Filter these entries, keeping only lines that hold the word "untuk".

** START LISTING **

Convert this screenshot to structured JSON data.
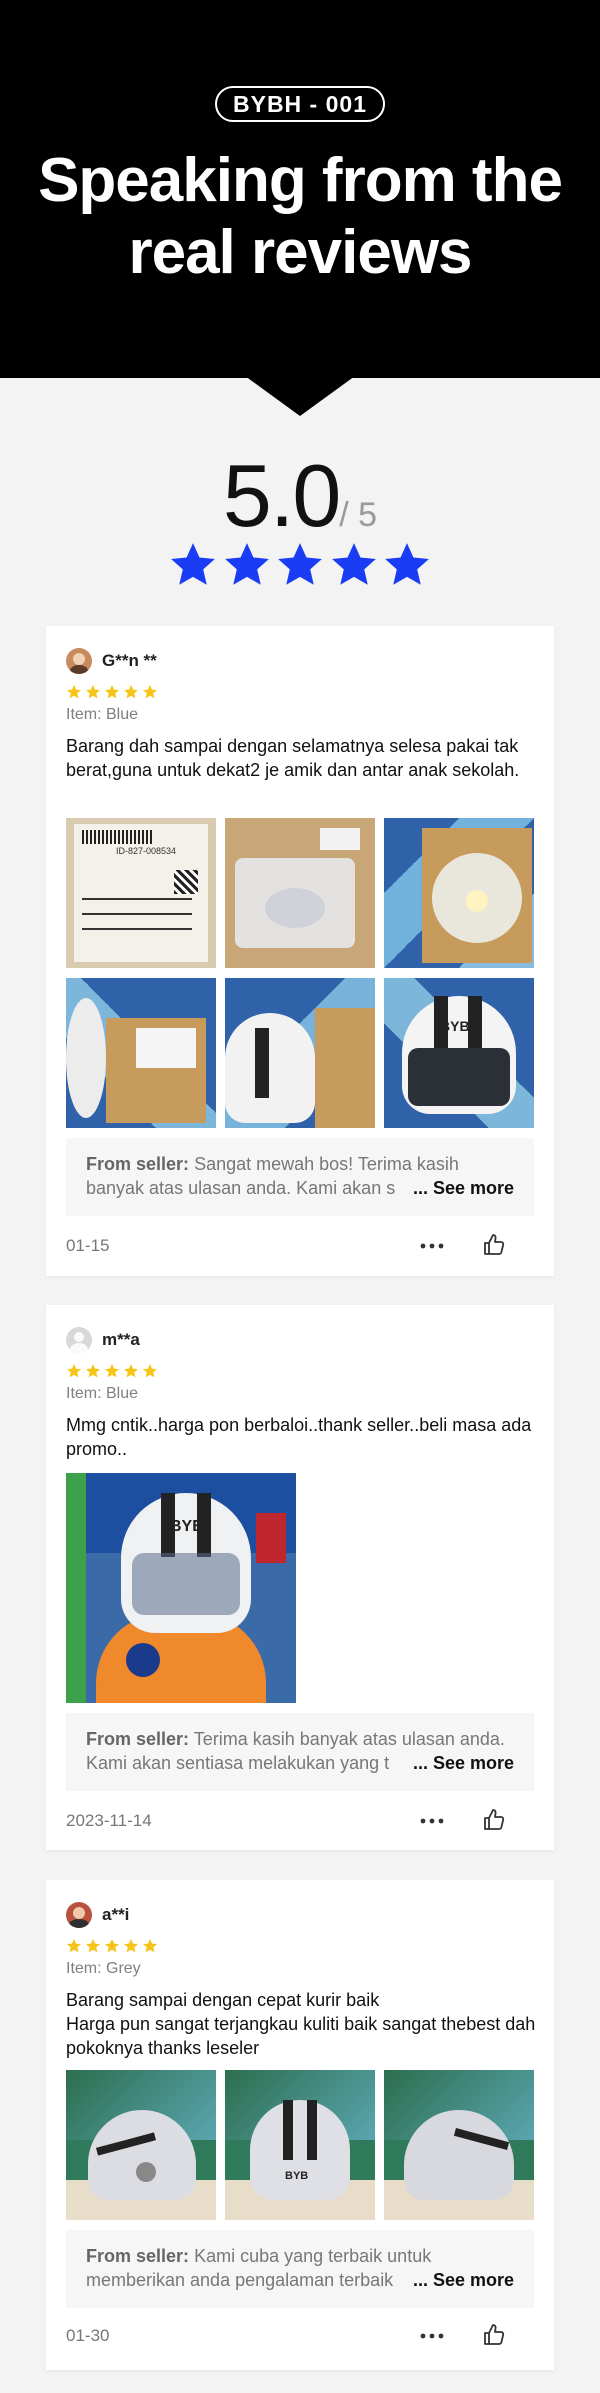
{
  "hero": {
    "badge": "BYBH - 001",
    "title_line1": "Speaking from the",
    "title_line2": "real reviews"
  },
  "rating": {
    "score": "5.0",
    "out_of": "/ 5",
    "stars": 5,
    "star_color": "#1a3cf5"
  },
  "reviews": [
    {
      "username": "G**n **",
      "stars": 5,
      "item": "Item: Blue",
      "text": "Barang dah sampai dengan selamatnya selesa pakai tak berat,guna untuk dekat2 je amik dan antar anak sekolah.",
      "seller_label": "From seller:",
      "seller_text": "Sangat mewah bos! Terima kasih banyak atas ulasan anda. Kami akan s",
      "see_more": "... See more",
      "date": "01-15"
    },
    {
      "username": "m**a",
      "stars": 5,
      "item": "Item: Blue",
      "text": "Mmg cntik..harga pon berbaloi..thank seller..beli masa ada promo..",
      "seller_label": "From seller:",
      "seller_text": "Terima kasih banyak atas ulasan anda. Kami akan sentiasa melakukan yang t",
      "see_more": "... See more",
      "date": "2023-11-14"
    },
    {
      "username": "a**i",
      "stars": 5,
      "item": "Item: Grey",
      "text": "Barang sampai dengan cepat kurir baik\nHarga pun sangat terjangkau kuliti baik sangat thebest dah pokoknya thanks leseler",
      "seller_label": "From seller:",
      "seller_text": "Kami cuba yang terbaik untuk memberikan anda pengalaman terbaik",
      "see_more": "... See more",
      "date": "01-30"
    }
  ],
  "photo_labels": {
    "shipping_code": "ID-827-008534",
    "helmet_brand": "BYB"
  },
  "colors": {
    "hero_bg": "#000000",
    "star_small": "#f5c518",
    "page_bg": "#f3f3f4"
  }
}
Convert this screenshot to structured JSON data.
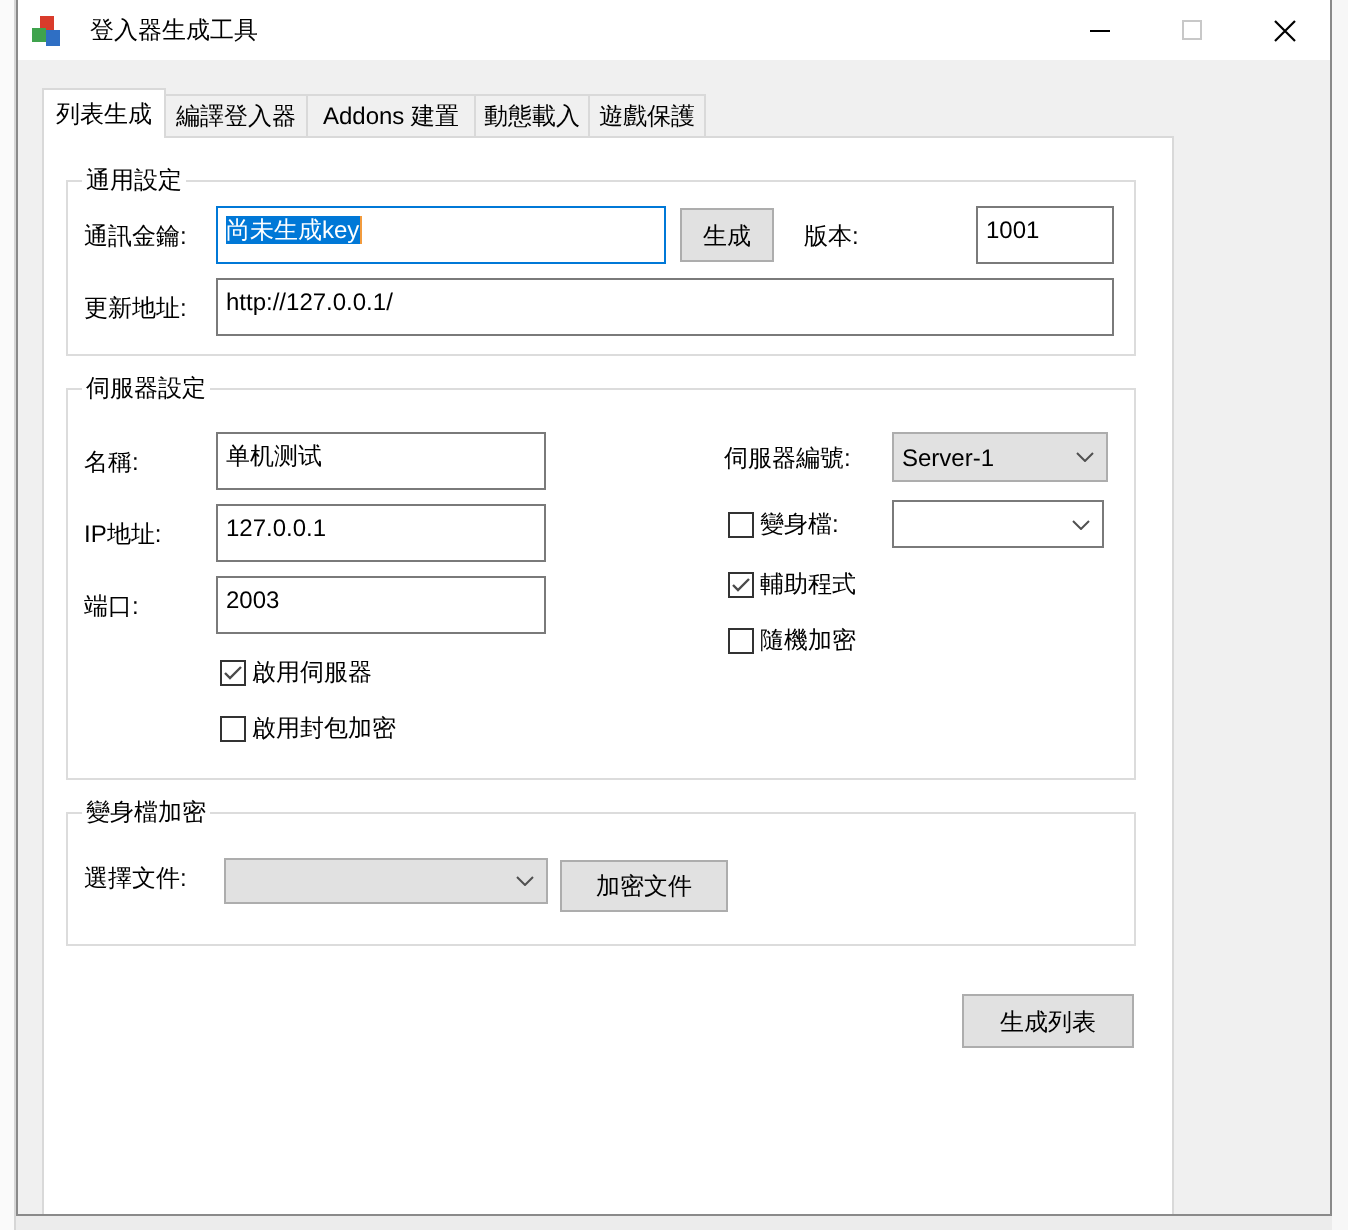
{
  "window": {
    "title": "登入器生成工具",
    "maximize_enabled": false
  },
  "tabs": [
    {
      "label": "列表生成",
      "selected": true
    },
    {
      "label": "編譯登入器",
      "selected": false
    },
    {
      "label": "Addons 建置",
      "selected": false
    },
    {
      "label": "動態載入",
      "selected": false
    },
    {
      "label": "遊戲保護",
      "selected": false
    }
  ],
  "general_settings": {
    "title": "通用設定",
    "key": {
      "label": "通訊金鑰:",
      "value": "尚未生成key",
      "focused": true,
      "text_selected": true
    },
    "generate_button": "生成",
    "version": {
      "label": "版本:",
      "value": "1001"
    },
    "update_url": {
      "label": "更新地址:",
      "value": "http://127.0.0.1/"
    }
  },
  "server_settings": {
    "title": "伺服器設定",
    "fields": [
      {
        "label": "名稱:",
        "value": "单机测试"
      },
      {
        "label": "IP地址:",
        "value": "127.0.0.1"
      },
      {
        "label": "端口:",
        "value": "2003"
      }
    ],
    "options": [
      {
        "label": "啟用伺服器",
        "checked": true
      },
      {
        "label": "啟用封包加密",
        "checked": false
      }
    ],
    "server_number": {
      "label": "伺服器編號:",
      "value": "Server-1",
      "editable": false
    },
    "right_options": [
      {
        "kind": "checkbox_combo",
        "label": "變身檔:",
        "checked": false,
        "combo": {
          "editable": true
        }
      },
      {
        "kind": "checkbox",
        "label": "輔助程式",
        "checked": true
      },
      {
        "kind": "checkbox",
        "label": "隨機加密",
        "checked": false
      }
    ]
  },
  "transform_encryption": {
    "title": "變身檔加密",
    "file": {
      "label": "選擇文件:",
      "editable": false
    },
    "encrypt_button": "加密文件"
  },
  "generate_list_button": "生成列表"
}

** END LISTING **

#### OUTPUT FOR THIS EXERCISE:
      "text": "Barang dah sampai dengan selamatnya selesa pakai tak berat,guna untuk dekat2 je amik dan antar anak sekolah.",
      "seller_text": "Kami cuba yang terbaik untuk memberikan anda pengalaman terbaik",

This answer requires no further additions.